Task description :: Pictures stay out; everything else in the records below is copied exactly.

Dataset items ::
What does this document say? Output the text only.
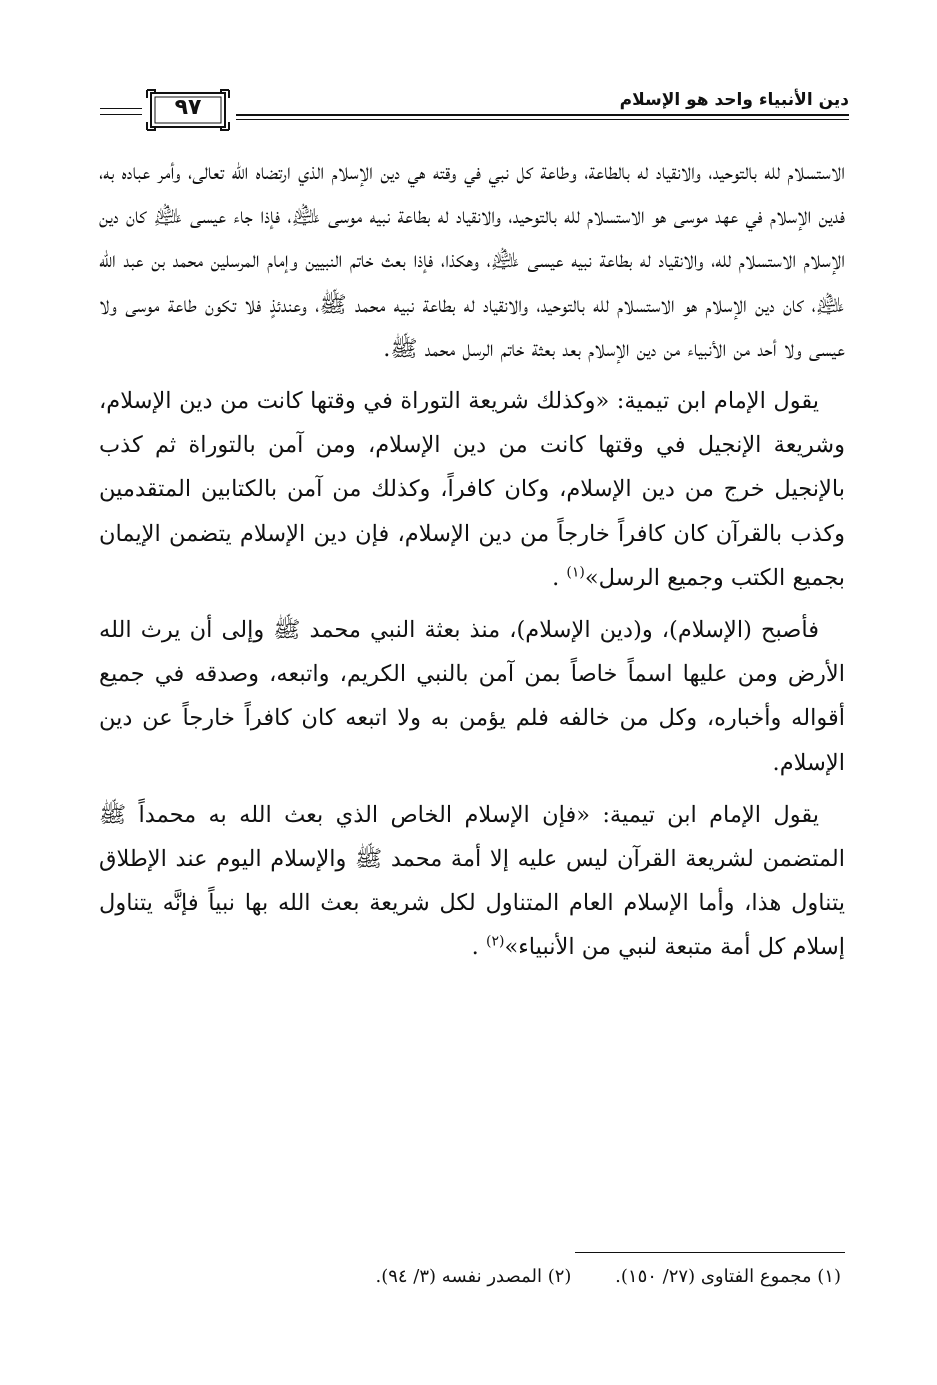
دين الأنبياء واحد هو الإسلام
٩٧

الاستسلام لله بالتوحيد، والانقياد له بالطاعة، وطاعة كل نبي في وقته هي دين الإسلام الذي ارتضاه الله تعالى، وأمر عباده به، فدين الإسلام في عهد موسى هو الاستسلام لله بالتوحيد، والانقياد له بطاعة نبيه موسى ﵇، فإذا جاء عيسى ﵇ كان دين الإسلام الاستسلام لله، والانقياد له بطاعة نبيه عيسى ﵇، وهكذا، فإذا بعث خاتم النبيين وإمام المرسلين محمد بن عبد الله ﵇، كان دين الإسلام هو الاستسلام لله بالتوحيد، والانقياد له بطاعة نبيه محمد ﷺ، وعندئذٍ فلا تكون طاعة موسى ولا عيسى ولا أحد من الأنبياء من دين الإسلام بعد بعثة خاتم الرسل محمد ﷺ.

يقول الإمام ابن تيمية: «وكذلك شريعة التوراة في وقتها كانت من دين الإسلام، وشريعة الإنجيل في وقتها كانت من دين الإسلام، ومن آمن بالتوراة ثم كذب بالإنجيل خرج من دين الإسلام، وكان كافراً، وكذلك من آمن بالكتابين المتقدمين وكذب بالقرآن كان كافراً خارجاً من دين الإسلام، فإن دين الإسلام يتضمن الإيمان بجميع الكتب وجميع الرسل»$^{(١)}$ .

فأصبح (الإسلام)، و(دين الإسلام)، منذ بعثة النبي محمد ﷺ وإلى أن يرث الله الأرض ومن عليها اسماً خاصاً بمن آمن بالنبي الكريم، واتبعه، وصدقه في جميع أقواله وأخباره، وكل من خالفه فلم يؤمن به ولا اتبعه كان كافراً خارجاً عن دين الإسلام.

يقول الإمام ابن تيمية: «فإن الإسلام الخاص الذي بعث الله به محمداً ﷺ المتضمن لشريعة القرآن ليس عليه إلا أمة محمد ﷺ والإسلام اليوم عند الإطلاق يتناول هذا، وأما الإسلام العام المتناول لكل شريعة بعث الله بها نبياً فإنَّه يتناول إسلام كل أمة متبعة لنبي من الأنبياء»$^{(٢)}$ .

(١) مجموع الفتاوى (٢٧/ ١٥٠). (٢) المصدر نفسه (٣/ ٩٤).
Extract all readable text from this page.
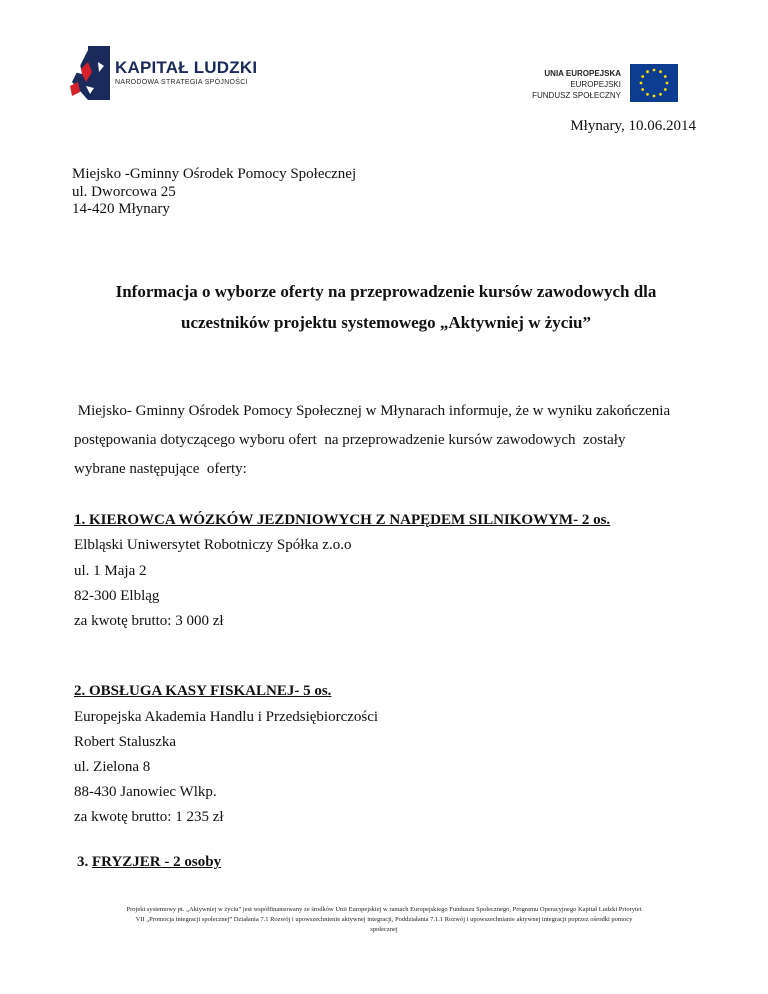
KAPITAŁ LUDZKI
NARODOWA STRATEGIA SPÓJNOŚCI
UNIA EUROPEJSKA
EUROPEJSKI
FUNDUSZ SPOŁECZNY
Młynary, 10.06.2014
Miejsko -Gminny Ośrodek Pomocy Społecznej
ul. Dworcowa 25
14-420 Młynary
Informacja o wyborze oferty na przeprowadzenie kursów zawodowych dla
uczestników projektu systemowego „Aktywniej w życiu”
Miejsko- Gminny Ośrodek Pomocy Społecznej w Młynarach informuje, że w wyniku zakończenia
postępowania dotyczącego wyboru ofert  na przeprowadzenie kursów zawodowych  zostały
wybrane następujące  oferty:
1. KIEROWCA WÓZKÓW JEZDNIOWYCH Z NAPĘDEM SILNIKOWYM- 2 os.
Elbląski Uniwersytet Robotniczy Spółka z.o.o
ul. 1 Maja 2
82-300 Elbląg
za kwotę brutto: 3 000 zł
2. OBSŁUGA KASY FISKALNEJ- 5 os.
Europejska Akademia Handlu i Przedsiębiorczości
Robert Staluszka
ul. Zielona 8
88-430 Janowiec Wlkp.
za kwotę brutto: 1 235 zł
3. FRYZJER - 2 osoby
Projekt systemowy pt. „Aktywniej w życiu” jest współfinansowany ze środków Unii Europejskiej w ramach Europejskiego Funduszu Społecznego, Programu Operacyjnego Kapitał Ludzki Priorytet
VII „Promocja integracji społecznej” Działania 7.1 Rozwój i upowszechnienie aktywnej integracji, Poddziałania 7.1.1 Rozwój i upowszechnianie aktywnej integracji poprzez ośrodki pomocy
społecznej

Result of this exercise ::
What does this document say? Output the text only.
دين الأنبياء واحد هو الإسلام
٩٧

الاستسلام لله بالتوحيد، والانقياد له بالطاعة، وطاعة كل نبي في وقته هي دين الإسلام الذي ارتضاه الله تعالى، وأمر عباده به، فدين الإسلام في عهد موسى هو الاستسلام لله بالتوحيد، والانقياد له بطاعة نبيه موسى ﵇، فإذا جاء عيسى ﵇ كان دين الإسلام الاستسلام لله، والانقياد له بطاعة نبيه عيسى ﵇، وهكذا، فإذا بعث خاتم النبيين وإمام المرسلين محمد بن عبد الله ﵇، كان دين الإسلام هو الاستسلام لله بالتوحيد، والانقياد له بطاعة نبيه محمد ﷺ، وعندئذٍ فلا تكون طاعة موسى ولا عيسى ولا أحد من الأنبياء من دين الإسلام بعد بعثة خاتم الرسل محمد ﷺ.

يقول الإمام ابن تيمية: «وكذلك شريعة التوراة في وقتها كانت من دين الإسلام، وشريعة الإنجيل في وقتها كانت من دين الإسلام، ومن آمن بالتوراة ثم كذب بالإنجيل خرج من دين الإسلام، وكان كافراً، وكذلك من آمن بالكتابين المتقدمين وكذب بالقرآن كان كافراً خارجاً من دين الإسلام، فإن دين الإسلام يتضمن الإيمان بجميع الكتب وجميع الرسل»$^{(١)}$ .

فأصبح (الإسلام)، و(دين الإسلام)، منذ بعثة النبي محمد ﷺ وإلى أن يرث الله الأرض ومن عليها اسماً خاصاً بمن آمن بالنبي الكريم، واتبعه، وصدقه في جميع أقواله وأخباره، وكل من خالفه فلم يؤمن به ولا اتبعه كان كافراً خارجاً عن دين الإسلام.

يقول الإمام ابن تيمية: «فإن الإسلام الخاص الذي بعث الله به محمداً ﷺ المتضمن لشريعة القرآن ليس عليه إلا أمة محمد ﷺ والإسلام اليوم عند الإطلاق يتناول هذا، وأما الإسلام العام المتناول لكل شريعة بعث الله بها نبياً فإنَّه يتناول إسلام كل أمة متبعة لنبي من الأنبياء»$^{(٢)}$ .

(١) مجموع الفتاوى (٢٧/ ١٥٠). (٢) المصدر نفسه (٣/ ٩٤).
Extract all readable text from this page.
KAPITAŁ LUDZKI
NARODOWA STRATEGIA SPÓJNOŚCI
UNIA EUROPEJSKA
EUROPEJSKI
FUNDUSZ SPOŁECZNY
Młynary, 10.06.2014
Miejsko -Gminny Ośrodek Pomocy Społecznej
ul. Dworcowa 25
14-420 Młynary
Informacja o wyborze oferty na przeprowadzenie kursów zawodowych dla
uczestników projektu systemowego „Aktywniej w życiu”
Miejsko- Gminny Ośrodek Pomocy Społecznej w Młynarach informuje, że w wyniku zakończenia
postępowania dotyczącego wyboru ofert  na przeprowadzenie kursów zawodowych  zostały
wybrane następujące  oferty:
1. KIEROWCA WÓZKÓW JEZDNIOWYCH Z NAPĘDEM SILNIKOWYM- 2 os.
Elbląski Uniwersytet Robotniczy Spółka z.o.o
ul. 1 Maja 2
82-300 Elbląg
za kwotę brutto: 3 000 zł
2. OBSŁUGA KASY FISKALNEJ- 5 os.
Europejska Akademia Handlu i Przedsiębiorczości
Robert Staluszka
ul. Zielona 8
88-430 Janowiec Wlkp.
za kwotę brutto: 1 235 zł
3. FRYZJER - 2 osoby
Projekt systemowy pt. „Aktywniej w życiu” jest współfinansowany ze środków Unii Europejskiej w ramach Europejskiego Funduszu Społecznego, Programu Operacyjnego Kapitał Ludzki Priorytet
VII „Promocja integracji społecznej” Działania 7.1 Rozwój i upowszechnienie aktywnej integracji, Poddziałania 7.1.1 Rozwój i upowszechnianie aktywnej integracji poprzez ośrodki pomocy
społecznej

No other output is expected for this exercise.